*Exercise brief*
Transcribe the tail of the listing: start at the line containing "Extract all readable text from this page." and stop after the last line, keeping every character as is and adding nothing.

*Stored records*
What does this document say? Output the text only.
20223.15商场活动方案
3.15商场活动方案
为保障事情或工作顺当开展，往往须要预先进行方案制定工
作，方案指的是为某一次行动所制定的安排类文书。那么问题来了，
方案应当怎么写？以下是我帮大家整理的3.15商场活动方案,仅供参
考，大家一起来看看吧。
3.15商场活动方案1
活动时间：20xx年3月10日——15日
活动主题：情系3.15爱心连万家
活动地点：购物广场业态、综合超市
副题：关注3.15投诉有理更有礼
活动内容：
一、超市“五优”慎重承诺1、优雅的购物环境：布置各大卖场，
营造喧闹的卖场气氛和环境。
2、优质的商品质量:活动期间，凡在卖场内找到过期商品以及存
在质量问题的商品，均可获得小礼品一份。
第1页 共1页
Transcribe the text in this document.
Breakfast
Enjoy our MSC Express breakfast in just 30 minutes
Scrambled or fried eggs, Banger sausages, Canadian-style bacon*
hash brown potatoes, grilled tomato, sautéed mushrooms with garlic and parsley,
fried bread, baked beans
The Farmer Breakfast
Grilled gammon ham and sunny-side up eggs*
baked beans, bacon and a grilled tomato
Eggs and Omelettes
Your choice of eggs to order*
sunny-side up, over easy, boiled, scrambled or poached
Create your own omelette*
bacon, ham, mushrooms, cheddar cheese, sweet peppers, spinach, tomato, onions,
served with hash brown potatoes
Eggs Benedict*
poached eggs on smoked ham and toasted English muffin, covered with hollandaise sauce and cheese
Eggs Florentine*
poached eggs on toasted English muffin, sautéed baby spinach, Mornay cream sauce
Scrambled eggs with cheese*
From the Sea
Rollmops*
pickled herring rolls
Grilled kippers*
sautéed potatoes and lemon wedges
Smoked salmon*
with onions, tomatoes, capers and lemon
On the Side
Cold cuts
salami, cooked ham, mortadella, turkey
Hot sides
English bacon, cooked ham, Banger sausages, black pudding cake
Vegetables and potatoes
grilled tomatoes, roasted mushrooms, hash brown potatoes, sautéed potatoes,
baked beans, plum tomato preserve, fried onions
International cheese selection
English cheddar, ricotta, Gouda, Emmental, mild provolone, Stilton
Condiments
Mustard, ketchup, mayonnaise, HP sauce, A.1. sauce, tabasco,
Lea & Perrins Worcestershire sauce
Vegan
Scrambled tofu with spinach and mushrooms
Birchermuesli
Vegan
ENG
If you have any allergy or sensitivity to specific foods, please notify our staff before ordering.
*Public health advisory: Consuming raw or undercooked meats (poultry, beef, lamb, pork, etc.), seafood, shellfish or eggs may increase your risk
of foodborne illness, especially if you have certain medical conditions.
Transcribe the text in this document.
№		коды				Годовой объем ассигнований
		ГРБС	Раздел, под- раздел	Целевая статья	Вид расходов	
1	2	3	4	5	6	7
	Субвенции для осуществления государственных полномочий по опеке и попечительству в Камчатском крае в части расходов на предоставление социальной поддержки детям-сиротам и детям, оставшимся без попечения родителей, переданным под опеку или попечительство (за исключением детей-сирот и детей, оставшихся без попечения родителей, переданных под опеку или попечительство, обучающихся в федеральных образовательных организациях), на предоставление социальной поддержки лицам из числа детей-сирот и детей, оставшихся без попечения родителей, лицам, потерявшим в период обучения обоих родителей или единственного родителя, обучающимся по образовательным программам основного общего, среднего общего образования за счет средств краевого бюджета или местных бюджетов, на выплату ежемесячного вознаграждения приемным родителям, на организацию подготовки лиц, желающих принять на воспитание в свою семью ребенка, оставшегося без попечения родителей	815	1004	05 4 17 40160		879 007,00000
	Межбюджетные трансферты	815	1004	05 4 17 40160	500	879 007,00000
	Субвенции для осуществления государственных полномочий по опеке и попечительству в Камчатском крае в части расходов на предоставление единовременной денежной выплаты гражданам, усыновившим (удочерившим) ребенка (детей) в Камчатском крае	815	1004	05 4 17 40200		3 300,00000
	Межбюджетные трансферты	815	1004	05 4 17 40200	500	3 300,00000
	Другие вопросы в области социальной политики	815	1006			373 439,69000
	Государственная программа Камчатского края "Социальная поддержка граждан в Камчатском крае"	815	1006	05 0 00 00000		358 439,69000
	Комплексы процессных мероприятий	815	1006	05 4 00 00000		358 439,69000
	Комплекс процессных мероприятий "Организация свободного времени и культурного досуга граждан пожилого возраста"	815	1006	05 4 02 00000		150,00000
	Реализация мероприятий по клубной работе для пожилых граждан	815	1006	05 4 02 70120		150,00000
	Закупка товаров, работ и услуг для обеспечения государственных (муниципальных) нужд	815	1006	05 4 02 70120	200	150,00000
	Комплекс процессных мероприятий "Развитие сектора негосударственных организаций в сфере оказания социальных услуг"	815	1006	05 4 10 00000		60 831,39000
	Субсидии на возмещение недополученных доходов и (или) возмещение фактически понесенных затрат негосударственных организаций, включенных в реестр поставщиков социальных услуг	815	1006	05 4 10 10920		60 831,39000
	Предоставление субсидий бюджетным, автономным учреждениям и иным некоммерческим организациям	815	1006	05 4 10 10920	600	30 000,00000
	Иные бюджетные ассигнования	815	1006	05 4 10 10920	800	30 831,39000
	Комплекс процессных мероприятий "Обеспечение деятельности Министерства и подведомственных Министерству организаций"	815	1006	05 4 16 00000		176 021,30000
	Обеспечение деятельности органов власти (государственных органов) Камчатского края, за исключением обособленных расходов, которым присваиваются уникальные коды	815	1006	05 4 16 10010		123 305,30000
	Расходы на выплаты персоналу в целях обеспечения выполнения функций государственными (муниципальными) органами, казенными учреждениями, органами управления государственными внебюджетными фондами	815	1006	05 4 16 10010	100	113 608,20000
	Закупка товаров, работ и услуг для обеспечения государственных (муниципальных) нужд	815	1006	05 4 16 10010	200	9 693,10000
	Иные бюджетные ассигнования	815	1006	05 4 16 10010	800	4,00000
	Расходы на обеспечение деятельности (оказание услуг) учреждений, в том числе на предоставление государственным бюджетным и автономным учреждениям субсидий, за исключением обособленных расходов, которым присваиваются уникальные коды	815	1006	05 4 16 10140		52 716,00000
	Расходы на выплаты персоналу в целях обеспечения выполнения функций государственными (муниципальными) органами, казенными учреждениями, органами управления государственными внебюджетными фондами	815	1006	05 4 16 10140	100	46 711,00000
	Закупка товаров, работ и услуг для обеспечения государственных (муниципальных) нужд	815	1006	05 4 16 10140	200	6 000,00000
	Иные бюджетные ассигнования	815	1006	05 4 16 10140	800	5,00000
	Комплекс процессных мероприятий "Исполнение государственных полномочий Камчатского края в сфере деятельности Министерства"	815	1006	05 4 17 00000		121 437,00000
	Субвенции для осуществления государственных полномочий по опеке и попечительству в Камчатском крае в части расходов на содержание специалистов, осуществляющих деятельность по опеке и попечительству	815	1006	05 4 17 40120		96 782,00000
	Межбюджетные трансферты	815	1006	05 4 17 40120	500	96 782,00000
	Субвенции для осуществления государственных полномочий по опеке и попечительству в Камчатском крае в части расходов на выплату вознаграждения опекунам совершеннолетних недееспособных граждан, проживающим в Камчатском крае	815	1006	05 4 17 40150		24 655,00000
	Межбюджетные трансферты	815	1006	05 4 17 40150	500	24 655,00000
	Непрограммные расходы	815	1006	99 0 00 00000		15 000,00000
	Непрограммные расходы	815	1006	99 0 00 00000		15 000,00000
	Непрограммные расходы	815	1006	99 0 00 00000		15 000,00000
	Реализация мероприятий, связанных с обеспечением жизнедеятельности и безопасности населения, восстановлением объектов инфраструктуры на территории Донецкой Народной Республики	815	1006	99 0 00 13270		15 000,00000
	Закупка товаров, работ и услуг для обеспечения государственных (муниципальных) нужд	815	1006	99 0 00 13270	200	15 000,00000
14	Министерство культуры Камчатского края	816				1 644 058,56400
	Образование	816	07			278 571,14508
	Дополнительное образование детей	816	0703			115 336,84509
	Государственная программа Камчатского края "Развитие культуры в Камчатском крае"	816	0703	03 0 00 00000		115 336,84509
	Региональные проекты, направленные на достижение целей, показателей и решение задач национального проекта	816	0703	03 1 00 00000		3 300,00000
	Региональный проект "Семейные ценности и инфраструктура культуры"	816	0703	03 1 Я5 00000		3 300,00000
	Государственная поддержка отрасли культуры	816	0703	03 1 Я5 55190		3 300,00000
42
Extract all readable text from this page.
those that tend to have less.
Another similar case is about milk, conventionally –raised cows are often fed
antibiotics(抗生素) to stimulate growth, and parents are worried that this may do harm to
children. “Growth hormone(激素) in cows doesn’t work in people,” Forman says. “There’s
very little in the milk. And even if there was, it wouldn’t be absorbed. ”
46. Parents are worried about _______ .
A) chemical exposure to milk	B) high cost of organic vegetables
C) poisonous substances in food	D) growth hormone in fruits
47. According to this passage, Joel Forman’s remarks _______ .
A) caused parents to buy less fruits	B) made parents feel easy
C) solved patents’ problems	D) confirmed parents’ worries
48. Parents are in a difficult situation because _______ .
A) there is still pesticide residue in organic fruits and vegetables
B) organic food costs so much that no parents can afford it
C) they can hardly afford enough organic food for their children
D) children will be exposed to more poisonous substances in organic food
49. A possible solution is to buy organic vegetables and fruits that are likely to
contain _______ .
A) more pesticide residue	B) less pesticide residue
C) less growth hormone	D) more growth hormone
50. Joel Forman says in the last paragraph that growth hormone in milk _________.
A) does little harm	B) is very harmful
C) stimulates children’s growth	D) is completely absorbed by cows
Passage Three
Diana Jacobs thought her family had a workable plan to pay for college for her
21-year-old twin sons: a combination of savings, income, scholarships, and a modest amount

*Exercise answer*
Extract all readable text from this page.
those that tend to have less.
Another similar case is about milk, conventionally –raised cows are often fed
antibiotics(抗生素) to stimulate growth, and parents are worried that this may do harm to
children. “Growth hormone(激素) in cows doesn’t work in people,” Forman says. “There’s
very little in the milk. And even if there was, it wouldn’t be absorbed. ”
46. Parents are worried about _______ .
A) chemical exposure to milk	B) high cost of organic vegetables
C) poisonous substances in food	D) growth hormone in fruits
47. According to this passage, Joel Forman’s remarks _______ .
A) caused parents to buy less fruits	B) made parents feel easy
C) solved patents’ problems	D) confirmed parents’ worries
48. Parents are in a difficult situation because _______ .
A) there is still pesticide residue in organic fruits and vegetables
B) organic food costs so much that no parents can afford it
C) they can hardly afford enough organic food for their children
D) children will be exposed to more poisonous substances in organic food
49. A possible solution is to buy organic vegetables and fruits that are likely to
contain _______ .
A) more pesticide residue	B) less pesticide residue
C) less growth hormone	D) more growth hormone
50. Joel Forman says in the last paragraph that growth hormone in milk _________.
A) does little harm	B) is very harmful
C) stimulates children’s growth	D) is completely absorbed by cows
Passage Three
Diana Jacobs thought her family had a workable plan to pay for college for her
21-year-old twin sons: a combination of savings, income, scholarships, and a modest amount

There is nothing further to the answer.